**EXERCISE DIRECTIONS:** Reproduce the entire listing word for word.

==========

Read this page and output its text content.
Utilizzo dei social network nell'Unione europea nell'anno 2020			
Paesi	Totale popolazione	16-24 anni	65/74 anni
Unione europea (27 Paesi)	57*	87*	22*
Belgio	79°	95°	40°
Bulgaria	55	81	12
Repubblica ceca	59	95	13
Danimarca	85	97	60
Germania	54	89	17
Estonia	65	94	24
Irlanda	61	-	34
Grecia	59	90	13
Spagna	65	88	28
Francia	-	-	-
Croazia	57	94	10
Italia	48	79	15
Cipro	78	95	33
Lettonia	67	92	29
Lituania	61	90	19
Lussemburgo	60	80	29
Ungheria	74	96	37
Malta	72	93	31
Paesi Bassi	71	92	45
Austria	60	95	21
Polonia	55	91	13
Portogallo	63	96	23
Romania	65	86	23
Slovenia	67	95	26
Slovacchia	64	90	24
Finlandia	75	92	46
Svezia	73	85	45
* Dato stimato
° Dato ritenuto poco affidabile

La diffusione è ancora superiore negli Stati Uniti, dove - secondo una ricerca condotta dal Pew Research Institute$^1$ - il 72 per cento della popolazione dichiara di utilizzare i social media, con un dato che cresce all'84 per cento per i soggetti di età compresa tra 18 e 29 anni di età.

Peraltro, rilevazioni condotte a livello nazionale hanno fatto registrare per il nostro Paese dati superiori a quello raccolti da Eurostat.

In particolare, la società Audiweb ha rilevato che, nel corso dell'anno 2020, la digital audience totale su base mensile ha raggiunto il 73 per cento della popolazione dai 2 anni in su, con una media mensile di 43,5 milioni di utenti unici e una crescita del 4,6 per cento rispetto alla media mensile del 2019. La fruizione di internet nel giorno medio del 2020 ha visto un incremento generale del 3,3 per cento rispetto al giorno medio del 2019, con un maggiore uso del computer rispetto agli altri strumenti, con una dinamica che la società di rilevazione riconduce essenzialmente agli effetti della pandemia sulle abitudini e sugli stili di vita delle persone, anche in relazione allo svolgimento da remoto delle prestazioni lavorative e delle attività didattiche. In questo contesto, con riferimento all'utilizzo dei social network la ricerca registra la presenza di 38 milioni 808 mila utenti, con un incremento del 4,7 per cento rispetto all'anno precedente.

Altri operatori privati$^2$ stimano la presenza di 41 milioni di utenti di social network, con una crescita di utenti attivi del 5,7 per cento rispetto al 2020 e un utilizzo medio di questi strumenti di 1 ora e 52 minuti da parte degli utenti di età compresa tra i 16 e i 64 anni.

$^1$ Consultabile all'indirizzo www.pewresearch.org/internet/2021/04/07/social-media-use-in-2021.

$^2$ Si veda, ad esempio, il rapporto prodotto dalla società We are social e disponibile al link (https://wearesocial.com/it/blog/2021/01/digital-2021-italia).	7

==========

**RESPONSE TO THIS TASK:**
Read this page and output its text content.
Utilizzo dei social network nell'Unione europea nell'anno 2020			
Paesi	Totale popolazione	16-24 anni	65/74 anni
Unione europea (27 Paesi)	57*	87*	22*
Belgio	79°	95°	40°
Bulgaria	55	81	12
Repubblica ceca	59	95	13
Danimarca	85	97	60
Germania	54	89	17
Estonia	65	94	24
Irlanda	61	-	34
Grecia	59	90	13
Spagna	65	88	28
Francia	-	-	-
Croazia	57	94	10
Italia	48	79	15
Cipro	78	95	33
Lettonia	67	92	29
Lituania	61	90	19
Lussemburgo	60	80	29
Ungheria	74	96	37
Malta	72	93	31
Paesi Bassi	71	92	45
Austria	60	95	21
Polonia	55	91	13
Portogallo	63	96	23
Romania	65	86	23
Slovenia	67	95	26
Slovacchia	64	90	24
Finlandia	75	92	46
Svezia	73	85	45
* Dato stimato
° Dato ritenuto poco affidabile

La diffusione è ancora superiore negli Stati Uniti, dove - secondo una ricerca condotta dal Pew Research Institute$^1$ - il 72 per cento della popolazione dichiara di utilizzare i social media, con un dato che cresce all'84 per cento per i soggetti di età compresa tra 18 e 29 anni di età.

Peraltro, rilevazioni condotte a livello nazionale hanno fatto registrare per il nostro Paese dati superiori a quello raccolti da Eurostat.

In particolare, la società Audiweb ha rilevato che, nel corso dell'anno 2020, la digital audience totale su base mensile ha raggiunto il 73 per cento della popolazione dai 2 anni in su, con una media mensile di 43,5 milioni di utenti unici e una crescita del 4,6 per cento rispetto alla media mensile del 2019. La fruizione di internet nel giorno medio del 2020 ha visto un incremento generale del 3,3 per cento rispetto al giorno medio del 2019, con un maggiore uso del computer rispetto agli altri strumenti, con una dinamica che la società di rilevazione riconduce essenzialmente agli effetti della pandemia sulle abitudini e sugli stili di vita delle persone, anche in relazione allo svolgimento da remoto delle prestazioni lavorative e delle attività didattiche. In questo contesto, con riferimento all'utilizzo dei social network la ricerca registra la presenza di 38 milioni 808 mila utenti, con un incremento del 4,7 per cento rispetto all'anno precedente.

Altri operatori privati$^2$ stimano la presenza di 41 milioni di utenti di social network, con una crescita di utenti attivi del 5,7 per cento rispetto al 2020 e un utilizzo medio di questi strumenti di 1 ora e 52 minuti da parte degli utenti di età compresa tra i 16 e i 64 anni.

$^1$ Consultabile all'indirizzo www.pewresearch.org/internet/2021/04/07/social-media-use-in-2021.

$^2$ Si veda, ad esempio, il rapporto prodotto dalla società We are social e disponibile al link (https://wearesocial.com/it/blog/2021/01/digital-2021-italia).	7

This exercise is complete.